_Task instructions_
Go through the material below and copy each line where the word "does" appears.

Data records
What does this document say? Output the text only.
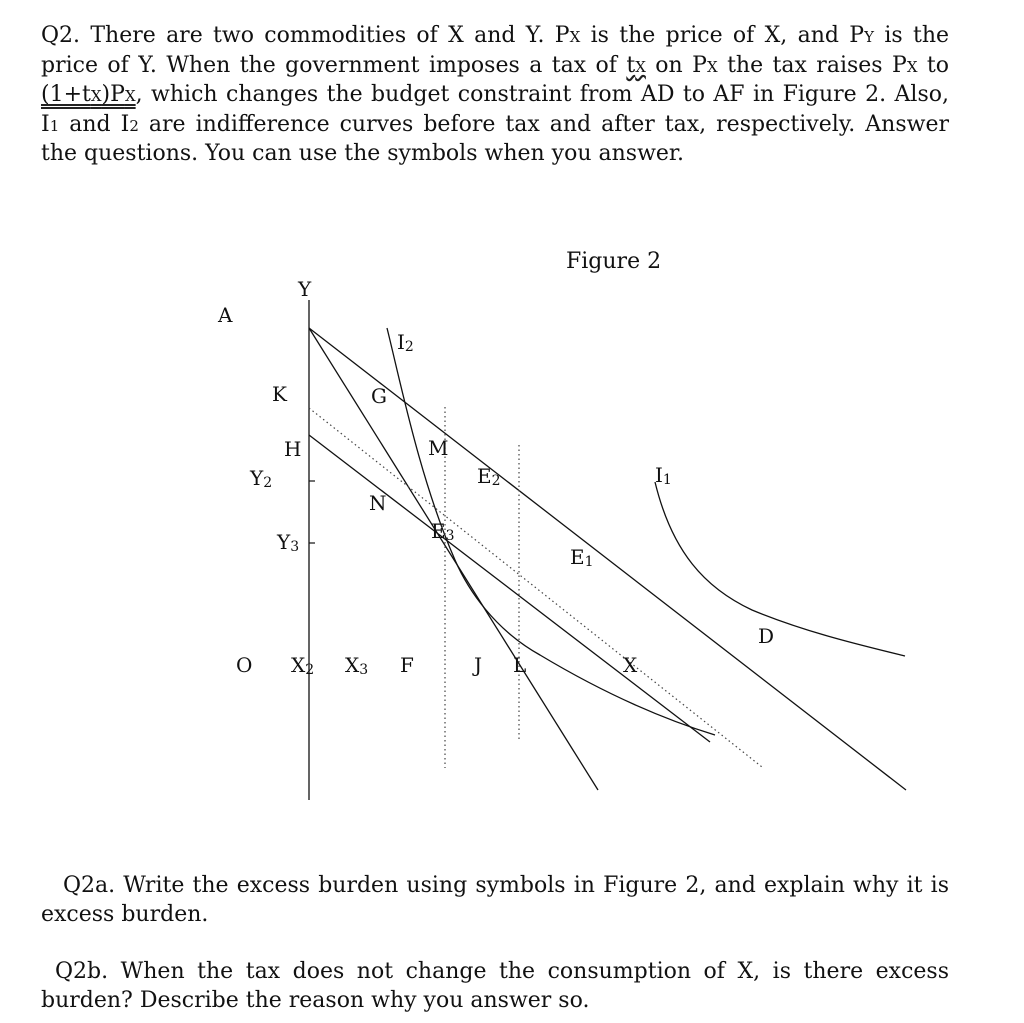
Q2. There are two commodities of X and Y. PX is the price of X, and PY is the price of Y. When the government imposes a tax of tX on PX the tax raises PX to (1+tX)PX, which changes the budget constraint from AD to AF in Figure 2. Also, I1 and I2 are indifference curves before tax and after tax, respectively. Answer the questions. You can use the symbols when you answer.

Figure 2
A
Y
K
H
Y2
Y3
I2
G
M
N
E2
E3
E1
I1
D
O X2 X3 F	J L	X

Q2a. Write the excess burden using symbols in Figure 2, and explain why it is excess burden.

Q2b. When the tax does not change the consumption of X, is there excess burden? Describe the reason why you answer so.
--
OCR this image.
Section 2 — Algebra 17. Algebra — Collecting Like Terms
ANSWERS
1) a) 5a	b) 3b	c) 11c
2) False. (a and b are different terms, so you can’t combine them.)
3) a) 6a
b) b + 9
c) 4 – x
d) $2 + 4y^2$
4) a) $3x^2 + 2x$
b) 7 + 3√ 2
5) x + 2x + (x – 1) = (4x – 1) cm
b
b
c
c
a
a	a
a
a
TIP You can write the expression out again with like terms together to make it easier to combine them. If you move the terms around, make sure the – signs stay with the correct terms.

_Finished exercise_
What does this document say? Output the text only.
Q2b. When the tax does not change the consumption of X, is there excess burden? Describe the reason why you answer so.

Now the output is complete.